» **The request**: Determine how many lines contain the string "Time", then reply with that figure only.
_ _ _ _
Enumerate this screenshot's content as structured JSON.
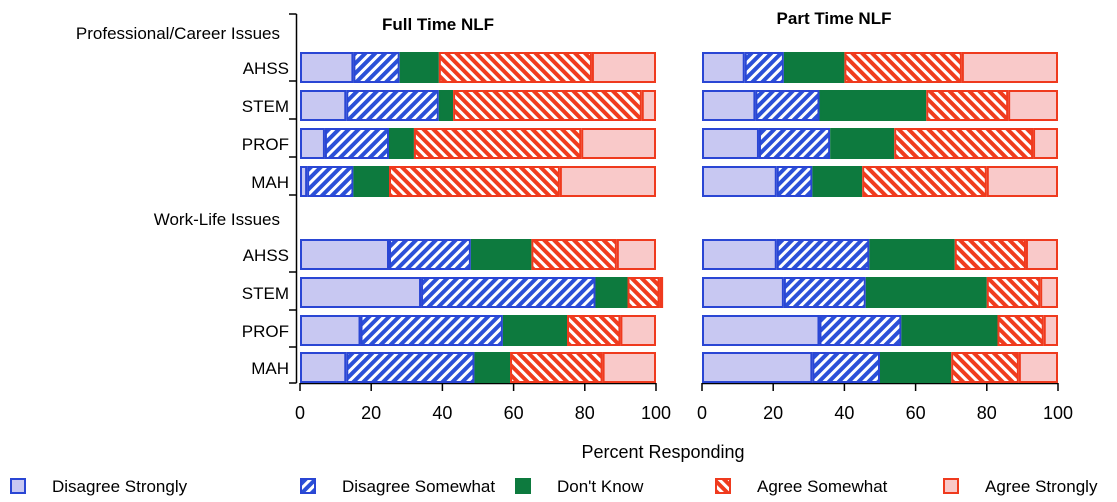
{
  "chart_data": {
    "type": "bar",
    "stacked": true,
    "orientation": "horizontal",
    "xlabel": "Percent Responding",
    "xlim": [
      0,
      100
    ],
    "xticks": [
      0,
      20,
      40,
      60,
      80,
      100
    ],
    "legend_position": "bottom",
    "series_names": [
      "Disagree Strongly",
      "Disagree Somewhat",
      "Don't Know",
      "Agree Somewhat",
      "Agree Strongly"
    ],
    "colors": {
      "disagree_strongly": "#c8c8f2",
      "disagree_somewhat": "#2b50d8",
      "dont_know": "#0d7a3e",
      "agree_somewhat": "#f03c1e",
      "agree_strongly": "#f9c9c9",
      "border_blue": "#2a46d4",
      "border_red": "#ef3a1e"
    },
    "groups": [
      {
        "label": "Professional/Career Issues",
        "categories": [
          "AHSS",
          "STEM",
          "PROF",
          "MAH"
        ]
      },
      {
        "label": "Work-Life Issues",
        "categories": [
          "AHSS",
          "STEM",
          "PROF",
          "MAH"
        ]
      }
    ],
    "panels": [
      {
        "title": "Full Time NLF",
        "rows": [
          [
            15,
            13,
            11,
            43,
            18
          ],
          [
            13,
            26,
            4,
            53,
            4
          ],
          [
            7,
            18,
            7,
            47,
            21
          ],
          [
            2,
            13,
            10,
            48,
            27
          ],
          [
            25,
            23,
            17,
            24,
            11
          ],
          [
            34,
            49,
            9,
            9,
            1
          ],
          [
            17,
            40,
            18,
            15,
            10
          ],
          [
            13,
            36,
            10,
            26,
            15
          ]
        ]
      },
      {
        "title": "Part Time NLF",
        "rows": [
          [
            12,
            11,
            17,
            33,
            27
          ],
          [
            15,
            18,
            30,
            23,
            14
          ],
          [
            16,
            20,
            18,
            39,
            7
          ],
          [
            21,
            10,
            14,
            35,
            20
          ],
          [
            21,
            26,
            24,
            20,
            9
          ],
          [
            23,
            23,
            34,
            15,
            5
          ],
          [
            33,
            23,
            27,
            13,
            4
          ],
          [
            31,
            19,
            20,
            19,
            11
          ]
        ]
      }
    ]
  }
}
_ _ _ _
» **Correct result**: 2